Es ist eine Zäsur, keine Frage. Ich habe stets eine Politik der Offenen Tür verfolgt. Was Vertrauen angeht: das ist auch bei mir erschüttert. Damit werde ich leben müssen, das ist eine für mich zutiefst verändernde Erfahrung. Dafür ist man auch Führungskraft, dass man das aushält und immer weitermacht.

Aber wo ist der Punkt, wo Sie sagen werden, das reicht jetzt. Sucht Euch eine andere Intendantin, einen anderen Intendanten?
Da bin ich nicht. Wir produzieren hier im RBB, hier machen die Mitarbeitenden so viel gutes Programm und das in einer Situation, wo wir aus Corona kommen und immer noch in Krieg und Krise sind, da wird weder resigniert noch aufgegeben.

Wenn ich RBB-Mitarbeiter wäre und mein jetziges Gehalt anschaue, käme ich schnell auf den Gedanken, dass es nach oben gehen müsste.
Dazu kann ich gar nichts sagen, das ist Sache der Tarifparteien. Wir werden was tun, tun müssen. Was es sein wird, werde ich Ihnen nicht sagen.

„Wir sind ein wohlfeiles Opfer dafür“.

Nochmals zu den Vorwürfen: Es wirkt so, als kämen sie aus heiterem Himmel. Wie erklären Sie sich diesen heftigen Wetterumschwung?
Ich habe noch keine richtige Erklärung dafür, aber natürlich sind wir ein wohlfeiles Objekt. Ich sehe zugleich Kräfte am Werk, die uns schaden wollen.
_____
Aufgaben.
a – Wessen Sache ist laut dem Interview zum RBB die Frage der Gehälter?
b – Führe das Interview zum RBB im Anschluss an die letzte Antwort weiter.
_____
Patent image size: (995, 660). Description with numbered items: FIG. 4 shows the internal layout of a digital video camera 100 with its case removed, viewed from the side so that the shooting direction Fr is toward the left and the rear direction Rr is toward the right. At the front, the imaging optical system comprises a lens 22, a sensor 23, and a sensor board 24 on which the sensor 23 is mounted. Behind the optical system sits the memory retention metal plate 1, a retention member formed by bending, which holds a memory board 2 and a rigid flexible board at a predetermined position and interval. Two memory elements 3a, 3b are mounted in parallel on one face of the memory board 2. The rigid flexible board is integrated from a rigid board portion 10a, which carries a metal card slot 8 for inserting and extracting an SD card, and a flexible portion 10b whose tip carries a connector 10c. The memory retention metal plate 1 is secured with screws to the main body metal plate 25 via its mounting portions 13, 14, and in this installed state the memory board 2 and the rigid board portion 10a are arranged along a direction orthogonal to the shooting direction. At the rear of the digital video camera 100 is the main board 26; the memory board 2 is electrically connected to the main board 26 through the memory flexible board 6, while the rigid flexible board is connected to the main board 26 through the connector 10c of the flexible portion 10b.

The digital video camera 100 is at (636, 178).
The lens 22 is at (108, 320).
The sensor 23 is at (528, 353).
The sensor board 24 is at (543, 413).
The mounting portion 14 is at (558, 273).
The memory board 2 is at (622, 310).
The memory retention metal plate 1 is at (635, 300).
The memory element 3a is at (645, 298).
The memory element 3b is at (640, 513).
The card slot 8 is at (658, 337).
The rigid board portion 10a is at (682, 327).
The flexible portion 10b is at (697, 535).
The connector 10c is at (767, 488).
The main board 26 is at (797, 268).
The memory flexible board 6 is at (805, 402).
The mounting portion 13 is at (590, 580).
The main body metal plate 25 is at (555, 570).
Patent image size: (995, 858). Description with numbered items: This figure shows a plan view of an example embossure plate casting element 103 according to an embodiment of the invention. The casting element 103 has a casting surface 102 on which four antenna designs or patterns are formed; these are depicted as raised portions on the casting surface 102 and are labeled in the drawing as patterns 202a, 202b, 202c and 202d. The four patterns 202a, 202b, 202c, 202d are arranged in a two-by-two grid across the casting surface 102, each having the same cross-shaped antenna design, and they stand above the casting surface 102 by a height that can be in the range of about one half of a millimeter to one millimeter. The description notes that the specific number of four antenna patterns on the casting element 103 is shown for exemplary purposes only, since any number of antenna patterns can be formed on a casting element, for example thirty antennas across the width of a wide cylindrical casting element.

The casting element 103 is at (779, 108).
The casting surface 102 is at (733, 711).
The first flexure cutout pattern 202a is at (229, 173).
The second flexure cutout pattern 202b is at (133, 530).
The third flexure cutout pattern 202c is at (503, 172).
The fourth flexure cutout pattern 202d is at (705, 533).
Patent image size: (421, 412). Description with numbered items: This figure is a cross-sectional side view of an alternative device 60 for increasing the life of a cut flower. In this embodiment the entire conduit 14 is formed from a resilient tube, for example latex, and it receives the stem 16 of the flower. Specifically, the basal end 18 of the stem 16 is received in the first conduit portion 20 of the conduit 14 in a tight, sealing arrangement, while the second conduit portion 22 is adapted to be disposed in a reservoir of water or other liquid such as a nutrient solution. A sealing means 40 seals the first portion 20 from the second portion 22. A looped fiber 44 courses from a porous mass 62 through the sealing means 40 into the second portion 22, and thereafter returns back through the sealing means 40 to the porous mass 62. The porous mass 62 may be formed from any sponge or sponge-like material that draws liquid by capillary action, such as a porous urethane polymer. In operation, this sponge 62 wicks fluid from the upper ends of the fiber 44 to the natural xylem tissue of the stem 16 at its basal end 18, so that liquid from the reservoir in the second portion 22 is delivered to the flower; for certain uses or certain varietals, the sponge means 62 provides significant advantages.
_____
Lösungen.
a – Die Gehälter sind Sache der Tarifparteien.

b –
Aber Sie wollen es nicht auf die einfache Gleichung bringen: „Business Insider“, „Bild“. „B.Z“, also Springer gegen RBB, ARD und öffentlich-rechtliches System?
Nein, aber es hat mittlerweile Kampagnencharakter. Das werden wir durchstehen müssen.

Nun sind Sie nicht nur RBB-Intendantin, sondern arbeiten auch als ARD-Vorsitzende. Setzt die aktuelle Causa auch dieses Amt unter Druck?
Im Moment haben wir mit der Aufklärung viel zu tun, müssen uns aber ARD-weit auch um die anstehende KEF-Anmeldungen zur künftigen Finanzierung der Sender kümmern. Ich habe bei der vergangenen Sitzung der Intendantinnen und Intendanten in Weimar erlebt, wie wir in der ARD zusammenrücken.

Es mangelt nicht an Solidarität aus der ARD?
Ganz und ganz nicht, das Gegenteil ist der Fall.